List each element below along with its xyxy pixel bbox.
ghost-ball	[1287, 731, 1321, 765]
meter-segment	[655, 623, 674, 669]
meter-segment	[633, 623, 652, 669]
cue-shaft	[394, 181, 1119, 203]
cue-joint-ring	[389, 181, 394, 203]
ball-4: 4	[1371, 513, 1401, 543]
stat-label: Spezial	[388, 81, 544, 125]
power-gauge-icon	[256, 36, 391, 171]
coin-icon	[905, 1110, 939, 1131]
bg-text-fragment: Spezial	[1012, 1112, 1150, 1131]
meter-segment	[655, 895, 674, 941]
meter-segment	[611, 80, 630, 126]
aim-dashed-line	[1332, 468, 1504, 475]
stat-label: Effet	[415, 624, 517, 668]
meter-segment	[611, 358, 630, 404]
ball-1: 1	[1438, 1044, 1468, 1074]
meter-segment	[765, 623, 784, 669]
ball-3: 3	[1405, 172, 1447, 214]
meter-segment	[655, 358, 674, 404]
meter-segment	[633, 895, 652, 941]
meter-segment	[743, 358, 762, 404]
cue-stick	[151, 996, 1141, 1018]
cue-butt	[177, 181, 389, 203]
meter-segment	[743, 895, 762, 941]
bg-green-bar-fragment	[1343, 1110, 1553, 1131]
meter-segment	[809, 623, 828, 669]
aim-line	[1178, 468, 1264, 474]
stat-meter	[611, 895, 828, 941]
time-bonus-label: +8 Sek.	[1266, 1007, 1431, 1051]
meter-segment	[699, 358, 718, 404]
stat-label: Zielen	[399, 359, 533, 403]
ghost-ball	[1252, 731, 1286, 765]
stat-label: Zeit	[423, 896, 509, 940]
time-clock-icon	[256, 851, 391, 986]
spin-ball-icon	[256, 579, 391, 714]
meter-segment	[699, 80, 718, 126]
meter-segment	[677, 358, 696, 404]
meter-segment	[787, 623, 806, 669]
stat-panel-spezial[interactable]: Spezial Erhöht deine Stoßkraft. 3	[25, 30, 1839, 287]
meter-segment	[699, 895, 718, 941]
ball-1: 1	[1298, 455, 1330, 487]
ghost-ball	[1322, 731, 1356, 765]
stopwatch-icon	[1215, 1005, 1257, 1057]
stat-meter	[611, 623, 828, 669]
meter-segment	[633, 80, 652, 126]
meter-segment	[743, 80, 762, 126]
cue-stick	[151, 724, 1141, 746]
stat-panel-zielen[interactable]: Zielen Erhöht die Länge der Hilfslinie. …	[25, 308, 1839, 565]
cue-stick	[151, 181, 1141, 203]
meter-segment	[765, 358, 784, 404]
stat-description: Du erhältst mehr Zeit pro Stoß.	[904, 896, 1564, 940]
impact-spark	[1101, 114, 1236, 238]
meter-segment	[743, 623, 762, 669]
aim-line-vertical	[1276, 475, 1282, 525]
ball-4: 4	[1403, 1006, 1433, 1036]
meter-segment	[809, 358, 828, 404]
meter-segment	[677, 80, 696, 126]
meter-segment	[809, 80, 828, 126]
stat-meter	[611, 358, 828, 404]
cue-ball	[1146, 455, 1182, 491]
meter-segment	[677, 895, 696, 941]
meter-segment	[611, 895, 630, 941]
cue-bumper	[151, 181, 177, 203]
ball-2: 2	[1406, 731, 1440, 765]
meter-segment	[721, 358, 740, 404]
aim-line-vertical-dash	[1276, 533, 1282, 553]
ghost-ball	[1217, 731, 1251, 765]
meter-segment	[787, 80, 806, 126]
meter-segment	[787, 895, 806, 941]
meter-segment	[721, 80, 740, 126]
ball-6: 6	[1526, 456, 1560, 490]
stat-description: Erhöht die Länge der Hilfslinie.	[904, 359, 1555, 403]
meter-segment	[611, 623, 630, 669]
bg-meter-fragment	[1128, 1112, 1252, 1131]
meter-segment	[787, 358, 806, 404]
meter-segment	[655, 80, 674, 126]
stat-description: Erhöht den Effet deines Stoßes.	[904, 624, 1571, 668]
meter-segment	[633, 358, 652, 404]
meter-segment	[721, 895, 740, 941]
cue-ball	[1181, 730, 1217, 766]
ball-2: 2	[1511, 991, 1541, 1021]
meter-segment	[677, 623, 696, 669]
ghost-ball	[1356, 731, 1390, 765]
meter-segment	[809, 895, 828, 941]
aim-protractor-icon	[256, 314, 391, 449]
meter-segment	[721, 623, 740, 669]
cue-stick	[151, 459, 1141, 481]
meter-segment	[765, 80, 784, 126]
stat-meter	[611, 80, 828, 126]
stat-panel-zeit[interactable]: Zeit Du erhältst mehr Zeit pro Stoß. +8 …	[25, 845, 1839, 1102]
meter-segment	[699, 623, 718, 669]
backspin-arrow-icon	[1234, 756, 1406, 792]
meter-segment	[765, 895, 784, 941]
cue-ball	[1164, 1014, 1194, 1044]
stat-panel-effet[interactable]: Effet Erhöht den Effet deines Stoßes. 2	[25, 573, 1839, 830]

--*--

What to work on: Replace every occurrence of "meter-segment" in the listing with "meter-block", and reproduce the whole listing with nothing else changed.

Full output:
List each element below along with its xyxy pixel bbox.
ghost-ball	[1287, 731, 1321, 765]
meter-block	[655, 623, 674, 669]
meter-block	[633, 623, 652, 669]
cue-shaft	[394, 181, 1119, 203]
cue-joint-ring	[389, 181, 394, 203]
ball-4: 4	[1371, 513, 1401, 543]
stat-label: Spezial	[388, 81, 544, 125]
power-gauge-icon	[256, 36, 391, 171]
coin-icon	[905, 1110, 939, 1131]
bg-text-fragment: Spezial	[1012, 1112, 1150, 1131]
meter-block	[655, 895, 674, 941]
meter-block	[611, 80, 630, 126]
aim-dashed-line	[1332, 468, 1504, 475]
stat-label: Effet	[415, 624, 517, 668]
meter-block	[611, 358, 630, 404]
ball-1: 1	[1438, 1044, 1468, 1074]
meter-block	[765, 623, 784, 669]
ball-3: 3	[1405, 172, 1447, 214]
meter-block	[655, 358, 674, 404]
meter-block	[633, 895, 652, 941]
meter-block	[743, 358, 762, 404]
cue-stick	[151, 996, 1141, 1018]
cue-butt	[177, 181, 389, 203]
meter-block	[743, 895, 762, 941]
bg-green-bar-fragment	[1343, 1110, 1553, 1131]
meter-block	[809, 623, 828, 669]
aim-line	[1178, 468, 1264, 474]
stat-meter	[611, 895, 828, 941]
time-bonus-label: +8 Sek.	[1266, 1007, 1431, 1051]
meter-block	[699, 358, 718, 404]
stat-label: Zielen	[399, 359, 533, 403]
ghost-ball	[1252, 731, 1286, 765]
stat-label: Zeit	[423, 896, 509, 940]
time-clock-icon	[256, 851, 391, 986]
spin-ball-icon	[256, 579, 391, 714]
meter-block	[699, 80, 718, 126]
meter-block	[677, 358, 696, 404]
meter-block	[787, 623, 806, 669]
stat-panel-spezial[interactable]: Spezial Erhöht deine Stoßkraft. 3	[25, 30, 1839, 287]
meter-block	[699, 895, 718, 941]
ball-1: 1	[1298, 455, 1330, 487]
ghost-ball	[1322, 731, 1356, 765]
stopwatch-icon	[1215, 1005, 1257, 1057]
stat-meter	[611, 623, 828, 669]
meter-block	[633, 80, 652, 126]
meter-block	[743, 80, 762, 126]
cue-stick	[151, 724, 1141, 746]
stat-panel-zielen[interactable]: Zielen Erhöht die Länge der Hilfslinie. …	[25, 308, 1839, 565]
cue-stick	[151, 181, 1141, 203]
meter-block	[765, 358, 784, 404]
stat-description: Du erhältst mehr Zeit pro Stoß.	[904, 896, 1564, 940]
impact-spark	[1101, 114, 1236, 238]
meter-block	[743, 623, 762, 669]
aim-line-vertical	[1276, 475, 1282, 525]
ball-4: 4	[1403, 1006, 1433, 1036]
meter-block	[809, 358, 828, 404]
meter-block	[677, 80, 696, 126]
meter-block	[809, 80, 828, 126]
stat-meter	[611, 358, 828, 404]
cue-ball	[1146, 455, 1182, 491]
meter-block	[677, 895, 696, 941]
meter-block	[611, 895, 630, 941]
cue-bumper	[151, 181, 177, 203]
ball-2: 2	[1406, 731, 1440, 765]
meter-block	[721, 358, 740, 404]
aim-line-vertical-dash	[1276, 533, 1282, 553]
ghost-ball	[1217, 731, 1251, 765]
meter-block	[787, 80, 806, 126]
meter-block	[787, 895, 806, 941]
meter-block	[721, 80, 740, 126]
ball-6: 6	[1526, 456, 1560, 490]
stat-description: Erhöht die Länge der Hilfslinie.	[904, 359, 1555, 403]
meter-block	[611, 623, 630, 669]
bg-meter-fragment	[1128, 1112, 1252, 1131]
meter-block	[787, 358, 806, 404]
meter-block	[655, 80, 674, 126]
stat-description: Erhöht den Effet deines Stoßes.	[904, 624, 1571, 668]
meter-block	[633, 358, 652, 404]
meter-block	[721, 895, 740, 941]
cue-ball	[1181, 730, 1217, 766]
ball-2: 2	[1511, 991, 1541, 1021]
meter-block	[677, 623, 696, 669]
ghost-ball	[1356, 731, 1390, 765]
meter-block	[809, 895, 828, 941]
aim-protractor-icon	[256, 314, 391, 449]
meter-block	[721, 623, 740, 669]
cue-stick	[151, 459, 1141, 481]
meter-block	[765, 80, 784, 126]
stat-meter	[611, 80, 828, 126]
stat-panel-zeit[interactable]: Zeit Du erhältst mehr Zeit pro Stoß. +8 …	[25, 845, 1839, 1102]
meter-block	[699, 623, 718, 669]
backspin-arrow-icon	[1234, 756, 1406, 792]
meter-block	[765, 895, 784, 941]
cue-ball	[1164, 1014, 1194, 1044]
stat-panel-effet[interactable]: Effet Erhöht den Effet deines Stoßes. 2	[25, 573, 1839, 830]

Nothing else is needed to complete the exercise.